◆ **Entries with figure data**
━━━━━━━━━━━━━━━━━━━━━━━━━━━━━━
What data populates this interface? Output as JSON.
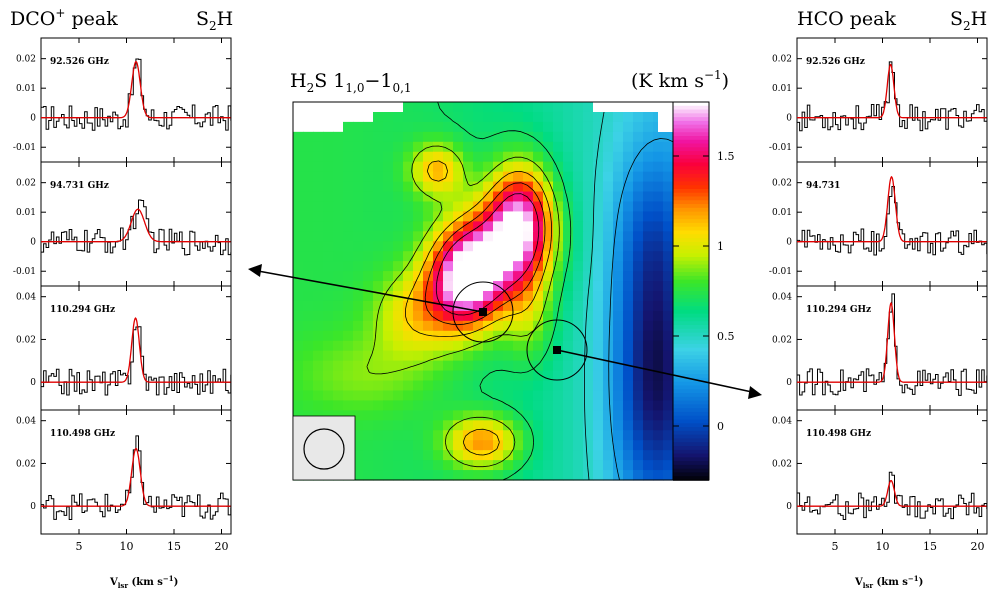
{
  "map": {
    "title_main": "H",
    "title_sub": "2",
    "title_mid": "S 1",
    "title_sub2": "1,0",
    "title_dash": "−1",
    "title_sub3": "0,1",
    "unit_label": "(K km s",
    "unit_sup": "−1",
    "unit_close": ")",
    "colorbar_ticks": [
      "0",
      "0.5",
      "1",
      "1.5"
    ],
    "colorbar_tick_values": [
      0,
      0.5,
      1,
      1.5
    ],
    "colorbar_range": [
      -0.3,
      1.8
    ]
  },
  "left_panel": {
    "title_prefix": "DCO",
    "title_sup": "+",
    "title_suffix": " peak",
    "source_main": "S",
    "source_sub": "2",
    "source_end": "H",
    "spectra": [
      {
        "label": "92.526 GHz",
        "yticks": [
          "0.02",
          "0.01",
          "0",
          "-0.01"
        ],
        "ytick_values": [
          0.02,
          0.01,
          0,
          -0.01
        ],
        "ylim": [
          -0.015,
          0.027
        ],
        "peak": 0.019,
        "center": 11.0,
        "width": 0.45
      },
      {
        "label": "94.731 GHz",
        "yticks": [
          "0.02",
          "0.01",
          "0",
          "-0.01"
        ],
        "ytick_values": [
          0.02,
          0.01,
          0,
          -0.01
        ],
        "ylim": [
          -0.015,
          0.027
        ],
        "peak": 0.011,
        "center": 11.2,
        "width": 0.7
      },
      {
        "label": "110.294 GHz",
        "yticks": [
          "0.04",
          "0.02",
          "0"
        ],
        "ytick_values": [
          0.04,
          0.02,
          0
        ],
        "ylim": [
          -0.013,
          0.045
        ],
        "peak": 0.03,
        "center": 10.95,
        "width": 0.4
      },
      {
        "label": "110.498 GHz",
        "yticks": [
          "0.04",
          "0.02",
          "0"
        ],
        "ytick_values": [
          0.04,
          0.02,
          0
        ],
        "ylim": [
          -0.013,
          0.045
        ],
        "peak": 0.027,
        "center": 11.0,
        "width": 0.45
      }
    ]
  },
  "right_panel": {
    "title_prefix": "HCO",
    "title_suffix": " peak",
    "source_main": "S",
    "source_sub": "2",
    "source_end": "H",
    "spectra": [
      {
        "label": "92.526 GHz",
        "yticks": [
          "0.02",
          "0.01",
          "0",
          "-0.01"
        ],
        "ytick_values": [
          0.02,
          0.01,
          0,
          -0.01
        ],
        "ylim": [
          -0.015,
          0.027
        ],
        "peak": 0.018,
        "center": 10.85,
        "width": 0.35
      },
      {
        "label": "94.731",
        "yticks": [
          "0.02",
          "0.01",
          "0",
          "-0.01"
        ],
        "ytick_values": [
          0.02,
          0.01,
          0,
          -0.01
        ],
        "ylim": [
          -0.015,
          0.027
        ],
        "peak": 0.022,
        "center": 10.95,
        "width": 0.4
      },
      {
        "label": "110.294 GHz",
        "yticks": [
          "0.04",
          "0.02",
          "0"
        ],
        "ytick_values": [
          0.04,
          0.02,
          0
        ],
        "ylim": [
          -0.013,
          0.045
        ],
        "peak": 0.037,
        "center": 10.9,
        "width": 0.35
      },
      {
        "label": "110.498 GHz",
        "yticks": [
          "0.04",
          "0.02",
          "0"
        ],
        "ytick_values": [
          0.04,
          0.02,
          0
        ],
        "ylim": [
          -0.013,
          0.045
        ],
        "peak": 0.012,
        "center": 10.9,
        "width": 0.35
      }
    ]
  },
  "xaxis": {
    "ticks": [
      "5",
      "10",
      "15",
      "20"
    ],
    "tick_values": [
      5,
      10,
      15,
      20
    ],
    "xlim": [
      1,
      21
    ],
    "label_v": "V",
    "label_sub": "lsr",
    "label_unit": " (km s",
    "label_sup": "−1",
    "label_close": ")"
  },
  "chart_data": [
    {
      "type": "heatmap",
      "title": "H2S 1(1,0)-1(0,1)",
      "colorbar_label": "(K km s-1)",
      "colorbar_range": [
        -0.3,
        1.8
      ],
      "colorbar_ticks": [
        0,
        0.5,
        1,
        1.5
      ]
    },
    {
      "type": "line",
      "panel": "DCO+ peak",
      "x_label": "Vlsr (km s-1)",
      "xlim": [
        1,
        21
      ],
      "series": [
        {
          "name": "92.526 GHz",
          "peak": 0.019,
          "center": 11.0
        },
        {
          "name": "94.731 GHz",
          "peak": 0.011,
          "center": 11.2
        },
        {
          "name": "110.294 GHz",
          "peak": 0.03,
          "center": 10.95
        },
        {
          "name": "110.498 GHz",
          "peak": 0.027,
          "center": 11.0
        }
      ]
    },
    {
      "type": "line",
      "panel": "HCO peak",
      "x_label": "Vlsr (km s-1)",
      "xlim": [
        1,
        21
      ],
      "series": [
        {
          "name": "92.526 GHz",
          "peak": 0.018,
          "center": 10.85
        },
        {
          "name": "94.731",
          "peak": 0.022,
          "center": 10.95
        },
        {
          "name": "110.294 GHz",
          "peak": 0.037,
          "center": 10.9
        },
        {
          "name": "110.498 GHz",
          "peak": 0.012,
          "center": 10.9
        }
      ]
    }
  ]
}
━━━━━━━━━━━━━━━━━━━━━━━━━━━━━━
◆ **Exercise goal**
Write out the whole listing exactly, and drop the pictures.

◆ **The response**
What data populates this interface? Output as JSON.
{
  "map": {
    "title_main": "H",
    "title_sub": "2",
    "title_mid": "S 1",
    "title_sub2": "1,0",
    "title_dash": "−1",
    "title_sub3": "0,1",
    "unit_label": "(K km s",
    "unit_sup": "−1",
    "unit_close": ")",
    "colorbar_ticks": [
      "0",
      "0.5",
      "1",
      "1.5"
    ],
    "colorbar_tick_values": [
      0,
      0.5,
      1,
      1.5
    ],
    "colorbar_range": [
      -0.3,
      1.8
    ]
  },
  "left_panel": {
    "title_prefix": "DCO",
    "title_sup": "+",
    "title_suffix": " peak",
    "source_main": "S",
    "source_sub": "2",
    "source_end": "H",
    "spectra": [
      {
        "label": "92.526 GHz",
        "yticks": [
          "0.02",
          "0.01",
          "0",
          "-0.01"
        ],
        "ytick_values": [
          0.02,
          0.01,
          0,
          -0.01
        ],
        "ylim": [
          -0.015,
          0.027
        ],
        "peak": 0.019,
        "center": 11.0,
        "width": 0.45
      },
      {
        "label": "94.731 GHz",
        "yticks": [
          "0.02",
          "0.01",
          "0",
          "-0.01"
        ],
        "ytick_values": [
          0.02,
          0.01,
          0,
          -0.01
        ],
        "ylim": [
          -0.015,
          0.027
        ],
        "peak": 0.011,
        "center": 11.2,
        "width": 0.7
      },
      {
        "label": "110.294 GHz",
        "yticks": [
          "0.04",
          "0.02",
          "0"
        ],
        "ytick_values": [
          0.04,
          0.02,
          0
        ],
        "ylim": [
          -0.013,
          0.045
        ],
        "peak": 0.03,
        "center": 10.95,
        "width": 0.4
      },
      {
        "label": "110.498 GHz",
        "yticks": [
          "0.04",
          "0.02",
          "0"
        ],
        "ytick_values": [
          0.04,
          0.02,
          0
        ],
        "ylim": [
          -0.013,
          0.045
        ],
        "peak": 0.027,
        "center": 11.0,
        "width": 0.45
      }
    ]
  },
  "right_panel": {
    "title_prefix": "HCO",
    "title_suffix": " peak",
    "source_main": "S",
    "source_sub": "2",
    "source_end": "H",
    "spectra": [
      {
        "label": "92.526 GHz",
        "yticks": [
          "0.02",
          "0.01",
          "0",
          "-0.01"
        ],
        "ytick_values": [
          0.02,
          0.01,
          0,
          -0.01
        ],
        "ylim": [
          -0.015,
          0.027
        ],
        "peak": 0.018,
        "center": 10.85,
        "width": 0.35
      },
      {
        "label": "94.731",
        "yticks": [
          "0.02",
          "0.01",
          "0",
          "-0.01"
        ],
        "ytick_values": [
          0.02,
          0.01,
          0,
          -0.01
        ],
        "ylim": [
          -0.015,
          0.027
        ],
        "peak": 0.022,
        "center": 10.95,
        "width": 0.4
      },
      {
        "label": "110.294 GHz",
        "yticks": [
          "0.04",
          "0.02",
          "0"
        ],
        "ytick_values": [
          0.04,
          0.02,
          0
        ],
        "ylim": [
          -0.013,
          0.045
        ],
        "peak": 0.037,
        "center": 10.9,
        "width": 0.35
      },
      {
        "label": "110.498 GHz",
        "yticks": [
          "0.04",
          "0.02",
          "0"
        ],
        "ytick_values": [
          0.04,
          0.02,
          0
        ],
        "ylim": [
          -0.013,
          0.045
        ],
        "peak": 0.012,
        "center": 10.9,
        "width": 0.35
      }
    ]
  },
  "xaxis": {
    "ticks": [
      "5",
      "10",
      "15",
      "20"
    ],
    "tick_values": [
      5,
      10,
      15,
      20
    ],
    "xlim": [
      1,
      21
    ],
    "label_v": "V",
    "label_sub": "lsr",
    "label_unit": " (km s",
    "label_sup": "−1",
    "label_close": ")"
  },
  "chart_data": [
    {
      "type": "heatmap",
      "title": "H2S 1(1,0)-1(0,1)",
      "colorbar_label": "(K km s-1)",
      "colorbar_range": [
        -0.3,
        1.8
      ],
      "colorbar_ticks": [
        0,
        0.5,
        1,
        1.5
      ]
    },
    {
      "type": "line",
      "panel": "DCO+ peak",
      "x_label": "Vlsr (km s-1)",
      "xlim": [
        1,
        21
      ],
      "series": [
        {
          "name": "92.526 GHz",
          "peak": 0.019,
          "center": 11.0
        },
        {
          "name": "94.731 GHz",
          "peak": 0.011,
          "center": 11.2
        },
        {
          "name": "110.294 GHz",
          "peak": 0.03,
          "center": 10.95
        },
        {
          "name": "110.498 GHz",
          "peak": 0.027,
          "center": 11.0
        }
      ]
    },
    {
      "type": "line",
      "panel": "HCO peak",
      "x_label": "Vlsr (km s-1)",
      "xlim": [
        1,
        21
      ],
      "series": [
        {
          "name": "92.526 GHz",
          "peak": 0.018,
          "center": 10.85
        },
        {
          "name": "94.731",
          "peak": 0.022,
          "center": 10.95
        },
        {
          "name": "110.294 GHz",
          "peak": 0.037,
          "center": 10.9
        },
        {
          "name": "110.498 GHz",
          "peak": 0.012,
          "center": 10.9
        }
      ]
    }
  ]
}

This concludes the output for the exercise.